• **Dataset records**

[Begin]

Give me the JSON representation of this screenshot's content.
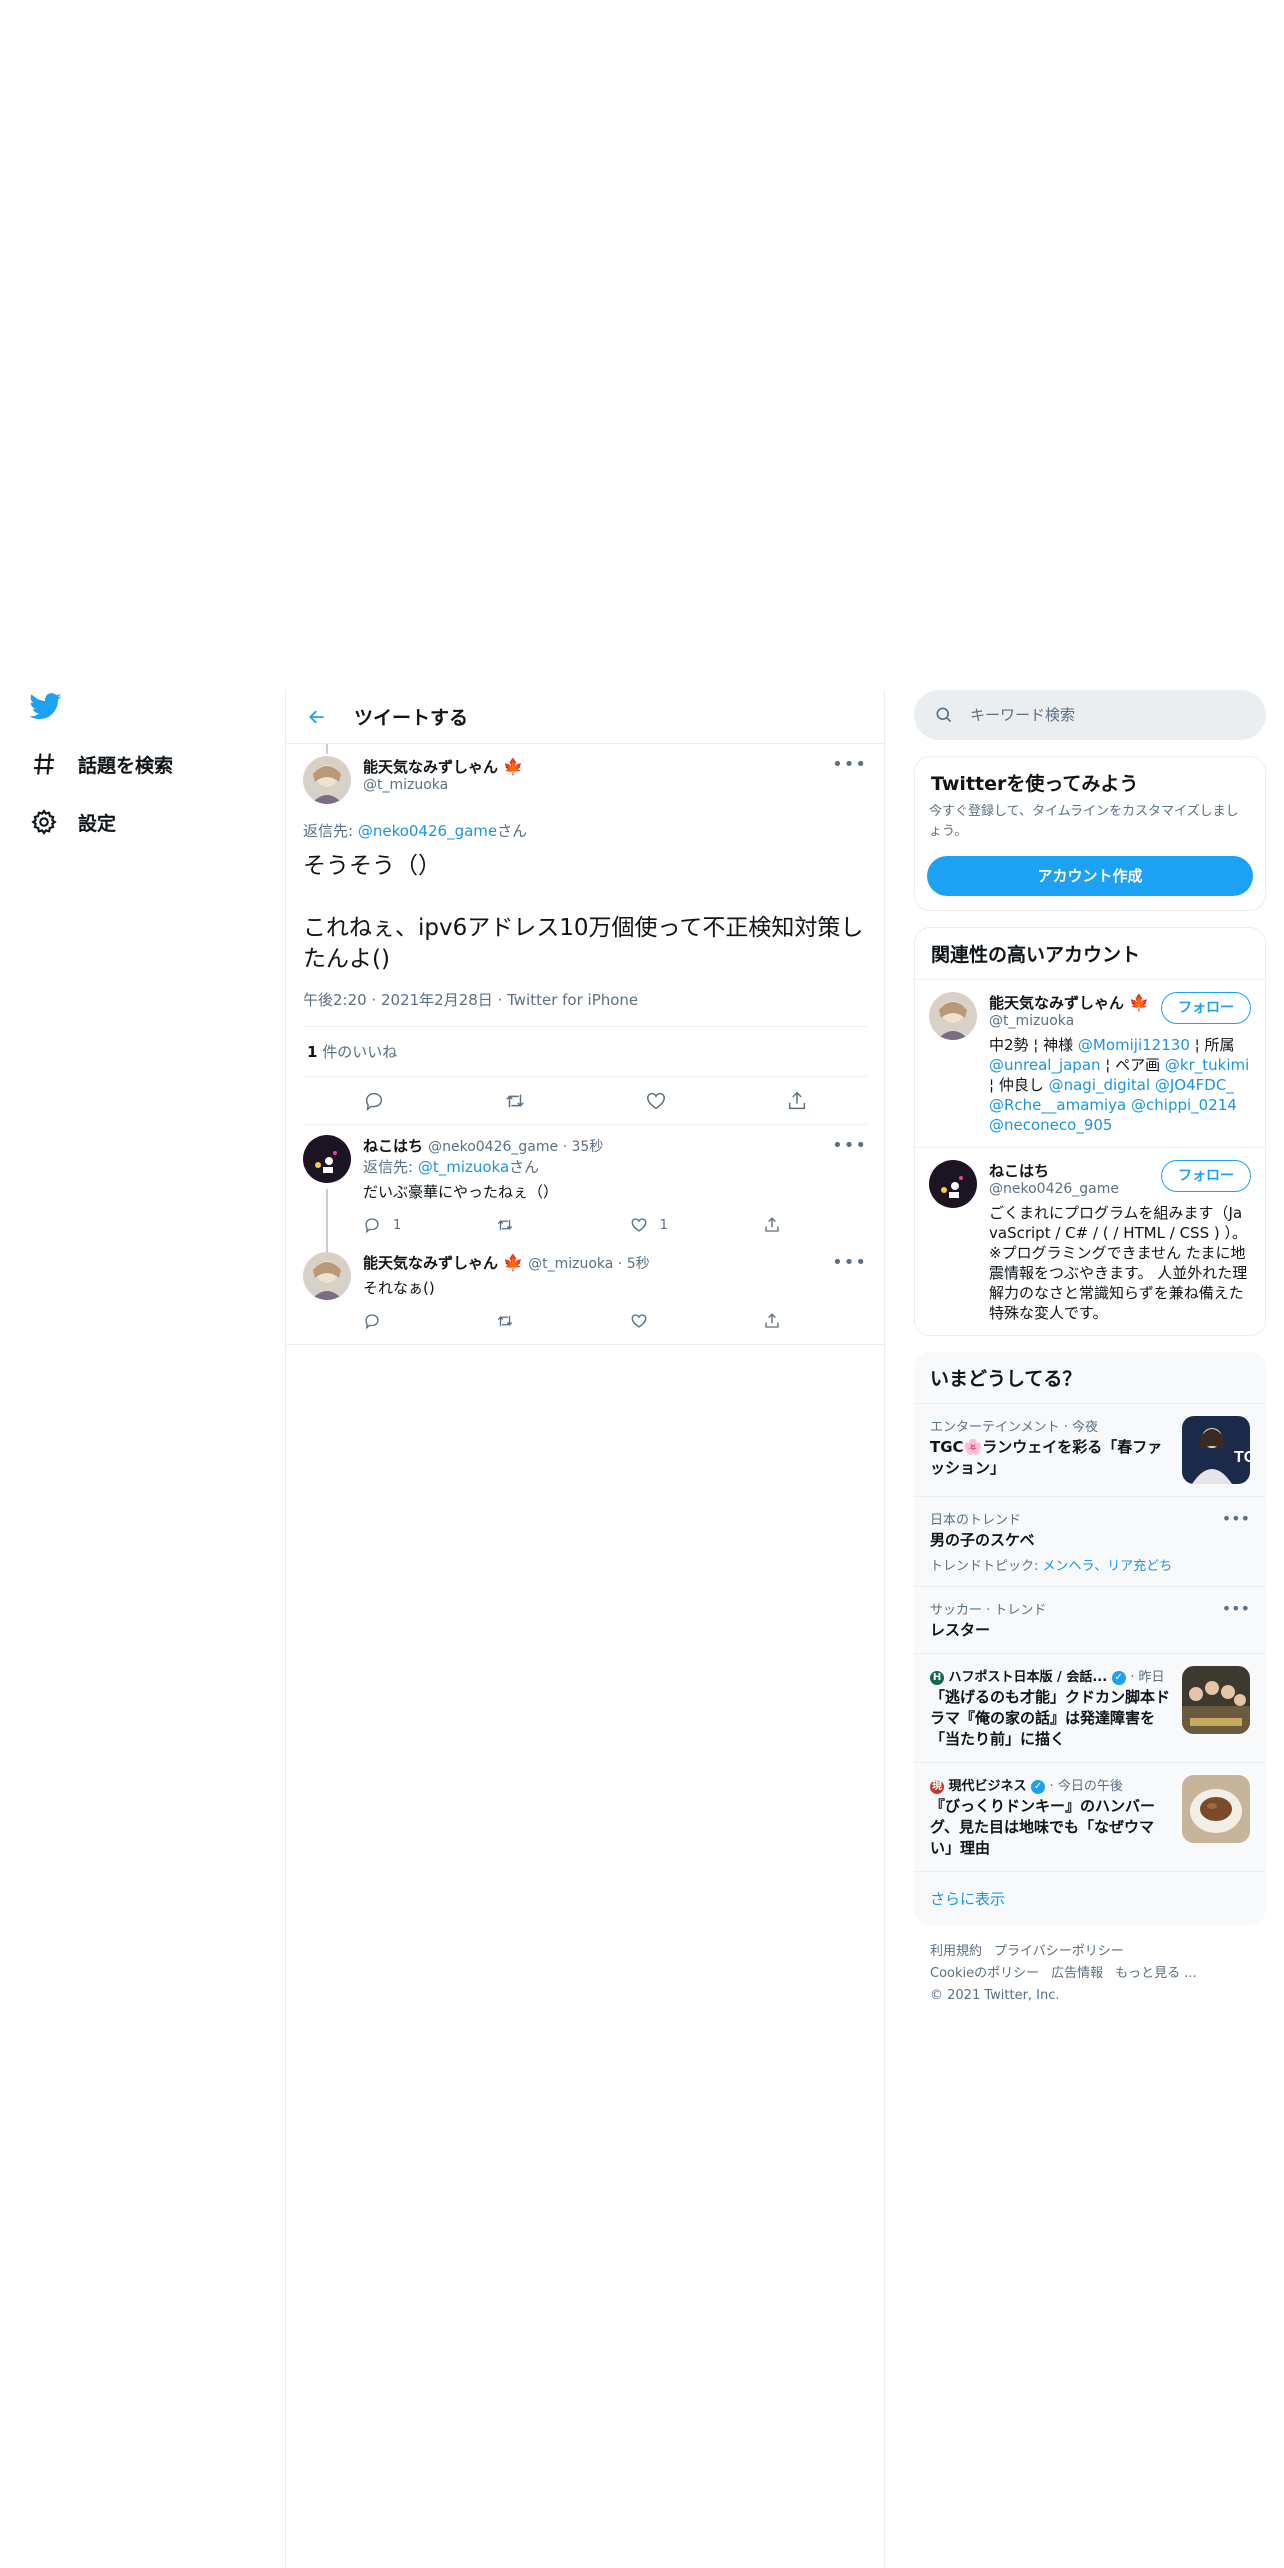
{
  "nav": {
    "explore_label": "話題を検索",
    "settings_label": "設定"
  },
  "header": {
    "title": "ツイートする"
  },
  "focus_tweet": {
    "author_name": "能天気なみずしゃん",
    "author_handle": "@t_mizuoka",
    "reply_prefix": "返信先: ",
    "reply_to": "@neko0426_game",
    "reply_suffix": "さん",
    "text": "そうそう（）\n\nこれねぇ、ipv6アドレス10万個使って不正検知対策したんよ()",
    "timestamp": "午後2:20 · 2021年2月28日 · Twitter for iPhone",
    "like_count": "1",
    "like_label": " 件のいいね"
  },
  "replies": [
    {
      "author_name": "ねこはち",
      "author_handle": "@neko0426_game",
      "time": "35秒",
      "reply_prefix": "返信先: ",
      "reply_to": "@t_mizuoka",
      "reply_suffix": "さん",
      "text": "だいぶ豪華にやったねぇ（）",
      "reply_count": "1",
      "like_count": "1"
    },
    {
      "author_name": "能天気なみずしゃん",
      "author_handle": "@t_mizuoka",
      "time": "5秒",
      "text": "それなぁ()"
    }
  ],
  "search": {
    "placeholder": "キーワード検索"
  },
  "signup": {
    "title": "Twitterを使ってみよう",
    "desc": "今すぐ登録して、タイムラインをカスタマイズしましょう。",
    "button": "アカウント作成"
  },
  "related": {
    "title": "関連性の高いアカウント",
    "follow_label": "フォロー",
    "accounts": [
      {
        "name": "能天気なみずしゃん",
        "handle": "@t_mizuoka",
        "bio_1": "中2勢 ¦ 神様 ",
        "bio_2": "@Momiji12130",
        "bio_3": " ¦ 所属 ",
        "bio_4": "@unreal_japan",
        "bio_5": " ¦ ペア画 ",
        "bio_6": "@kr_tukimi",
        "bio_7": " ¦ 仲良し ",
        "bio_8": "@nagi_digital @JO4FDC_ @Rche__amamiya @chippi_0214 @neconeco_905"
      },
      {
        "name": "ねこはち",
        "handle": "@neko0426_game",
        "bio": "ごくまれにプログラムを組みます（JavaScript / C# / ( / HTML / CSS ) ）。※プログラミングできません たまに地震情報をつぶやきます。 人並外れた理解力のなさと常識知らずを兼ね備えた特殊な変人です。"
      }
    ]
  },
  "trends": {
    "title": "いまどうしてる？",
    "items": [
      {
        "category": "エンターテインメント · 今夜",
        "title": "TGC🌸ランウェイを彩る「春ファッション」"
      },
      {
        "category": "日本のトレンド",
        "title": "男の子のスケベ",
        "sub_label": "トレンドトピック: ",
        "sub_links": "メンヘラ、リア充どち"
      },
      {
        "category": "サッカー · トレンド",
        "title": "レスター"
      },
      {
        "category": "ハフポスト日本版 / 会話...",
        "time": "· 昨日",
        "title": "「逃げるのも才能」クドカン脚本ドラマ『俺の家の話』は発達障害を「当たり前」に描く"
      },
      {
        "category": "現代ビジネス",
        "time": "· 今日の午後",
        "title": "『びっくりドンキー』のハンバーグ、見た目は地味でも「なぜウマい」理由"
      }
    ],
    "show_more": "さらに表示"
  },
  "footer": {
    "terms": "利用規約",
    "privacy": "プライバシーポリシー",
    "cookie": "Cookieのポリシー",
    "ads": "広告情報",
    "more": "もっと見る ...",
    "copyright": "© 2021 Twitter, Inc."
  },
  "colors": {
    "accent": "#1da1f2",
    "link": "#1b95e0",
    "muted": "#5b7083",
    "border": "#ebeef0",
    "maple": "#d9232c"
  }
}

[End]

• **Required work**
Only the number is wanted: how many lines above include the word "text"?

• **Written answer**
3